## Exercise directions
Pull out every line containing the string "open".

## Data records
○ ○ ○ ○

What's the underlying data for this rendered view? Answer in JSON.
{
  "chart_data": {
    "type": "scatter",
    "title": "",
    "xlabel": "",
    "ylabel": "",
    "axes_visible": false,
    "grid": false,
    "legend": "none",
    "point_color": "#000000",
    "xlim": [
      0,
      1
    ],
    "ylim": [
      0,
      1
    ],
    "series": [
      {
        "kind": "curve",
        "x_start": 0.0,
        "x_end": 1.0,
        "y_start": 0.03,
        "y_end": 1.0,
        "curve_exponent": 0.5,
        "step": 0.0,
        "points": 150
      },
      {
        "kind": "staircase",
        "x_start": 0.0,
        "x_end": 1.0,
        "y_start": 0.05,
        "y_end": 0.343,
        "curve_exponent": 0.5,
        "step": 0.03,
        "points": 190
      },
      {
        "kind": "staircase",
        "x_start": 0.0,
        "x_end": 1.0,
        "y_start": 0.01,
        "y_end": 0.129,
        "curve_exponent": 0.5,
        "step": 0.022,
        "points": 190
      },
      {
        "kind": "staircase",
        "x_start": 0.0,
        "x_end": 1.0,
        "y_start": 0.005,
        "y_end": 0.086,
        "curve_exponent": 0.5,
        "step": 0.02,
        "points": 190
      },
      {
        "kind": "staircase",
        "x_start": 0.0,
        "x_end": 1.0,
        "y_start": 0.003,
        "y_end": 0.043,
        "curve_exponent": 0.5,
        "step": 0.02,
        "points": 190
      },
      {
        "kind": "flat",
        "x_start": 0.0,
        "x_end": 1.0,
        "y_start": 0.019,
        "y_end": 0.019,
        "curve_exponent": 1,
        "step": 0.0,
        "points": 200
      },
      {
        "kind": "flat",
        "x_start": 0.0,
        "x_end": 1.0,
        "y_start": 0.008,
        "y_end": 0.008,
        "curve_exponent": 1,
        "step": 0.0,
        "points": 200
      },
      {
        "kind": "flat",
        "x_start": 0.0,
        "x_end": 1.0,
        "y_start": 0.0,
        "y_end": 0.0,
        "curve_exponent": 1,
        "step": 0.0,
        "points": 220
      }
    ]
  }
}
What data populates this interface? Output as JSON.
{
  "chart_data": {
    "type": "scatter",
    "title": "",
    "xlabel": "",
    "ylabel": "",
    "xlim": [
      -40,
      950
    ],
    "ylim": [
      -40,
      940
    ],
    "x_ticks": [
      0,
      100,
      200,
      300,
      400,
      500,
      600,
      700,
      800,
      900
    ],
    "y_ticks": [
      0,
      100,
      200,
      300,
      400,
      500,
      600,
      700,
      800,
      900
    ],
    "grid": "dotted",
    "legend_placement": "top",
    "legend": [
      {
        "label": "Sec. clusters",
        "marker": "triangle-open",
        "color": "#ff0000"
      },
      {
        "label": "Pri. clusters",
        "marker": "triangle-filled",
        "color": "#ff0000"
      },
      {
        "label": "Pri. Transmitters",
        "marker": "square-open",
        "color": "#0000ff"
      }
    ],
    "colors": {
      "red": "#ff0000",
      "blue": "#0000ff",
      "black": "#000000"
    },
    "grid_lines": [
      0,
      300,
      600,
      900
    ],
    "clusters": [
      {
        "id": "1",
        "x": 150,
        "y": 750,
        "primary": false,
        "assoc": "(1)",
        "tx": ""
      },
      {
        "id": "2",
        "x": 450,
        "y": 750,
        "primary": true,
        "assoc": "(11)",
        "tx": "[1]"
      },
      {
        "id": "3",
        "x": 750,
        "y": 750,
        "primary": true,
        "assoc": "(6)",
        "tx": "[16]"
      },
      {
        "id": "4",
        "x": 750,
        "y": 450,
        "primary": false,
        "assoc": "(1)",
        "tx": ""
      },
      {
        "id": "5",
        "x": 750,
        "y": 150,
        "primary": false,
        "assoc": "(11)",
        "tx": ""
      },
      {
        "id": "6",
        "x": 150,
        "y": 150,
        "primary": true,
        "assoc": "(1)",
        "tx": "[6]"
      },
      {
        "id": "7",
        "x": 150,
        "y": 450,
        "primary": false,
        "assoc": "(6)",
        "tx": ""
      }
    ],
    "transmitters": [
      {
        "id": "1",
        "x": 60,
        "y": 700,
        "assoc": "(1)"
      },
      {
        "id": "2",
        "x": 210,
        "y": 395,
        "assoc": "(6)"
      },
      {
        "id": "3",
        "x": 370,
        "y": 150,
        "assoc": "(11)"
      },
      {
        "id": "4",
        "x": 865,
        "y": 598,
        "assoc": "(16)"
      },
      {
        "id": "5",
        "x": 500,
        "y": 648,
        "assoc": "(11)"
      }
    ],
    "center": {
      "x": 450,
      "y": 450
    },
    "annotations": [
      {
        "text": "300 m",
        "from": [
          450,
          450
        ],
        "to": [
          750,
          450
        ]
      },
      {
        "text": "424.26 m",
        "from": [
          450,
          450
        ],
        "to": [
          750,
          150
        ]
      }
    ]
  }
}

○ ○ ○ ○

## Correct answer
        "marker": "triangle-open",
        "marker": "square-open",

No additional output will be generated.